TASK GOAL:
Identify all lines below that hold "this" and collect them.

EXCERPTED DATA:
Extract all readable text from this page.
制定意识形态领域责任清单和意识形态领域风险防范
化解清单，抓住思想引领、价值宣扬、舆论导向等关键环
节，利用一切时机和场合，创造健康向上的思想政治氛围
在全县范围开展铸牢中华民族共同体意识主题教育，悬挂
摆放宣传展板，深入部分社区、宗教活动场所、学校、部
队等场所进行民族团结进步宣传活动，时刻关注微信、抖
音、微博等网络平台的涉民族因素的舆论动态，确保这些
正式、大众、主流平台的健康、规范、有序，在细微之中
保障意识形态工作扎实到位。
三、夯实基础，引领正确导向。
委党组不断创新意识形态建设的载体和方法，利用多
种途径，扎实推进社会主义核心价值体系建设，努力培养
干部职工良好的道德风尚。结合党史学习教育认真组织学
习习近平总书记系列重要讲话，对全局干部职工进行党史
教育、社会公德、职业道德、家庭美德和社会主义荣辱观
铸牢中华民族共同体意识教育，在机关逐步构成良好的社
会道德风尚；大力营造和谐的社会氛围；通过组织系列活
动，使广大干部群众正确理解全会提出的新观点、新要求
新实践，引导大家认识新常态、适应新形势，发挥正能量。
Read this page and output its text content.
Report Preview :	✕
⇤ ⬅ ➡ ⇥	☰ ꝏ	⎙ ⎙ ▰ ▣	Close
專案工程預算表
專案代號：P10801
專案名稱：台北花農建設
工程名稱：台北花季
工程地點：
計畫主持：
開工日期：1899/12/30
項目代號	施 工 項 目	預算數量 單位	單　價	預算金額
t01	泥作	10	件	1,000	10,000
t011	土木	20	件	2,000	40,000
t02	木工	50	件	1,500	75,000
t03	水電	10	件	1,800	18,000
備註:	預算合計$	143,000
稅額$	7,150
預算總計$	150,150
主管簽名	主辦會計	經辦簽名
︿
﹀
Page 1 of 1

FULL OUTPUT:
Extract all readable text from this page.
Read this page and output its text content.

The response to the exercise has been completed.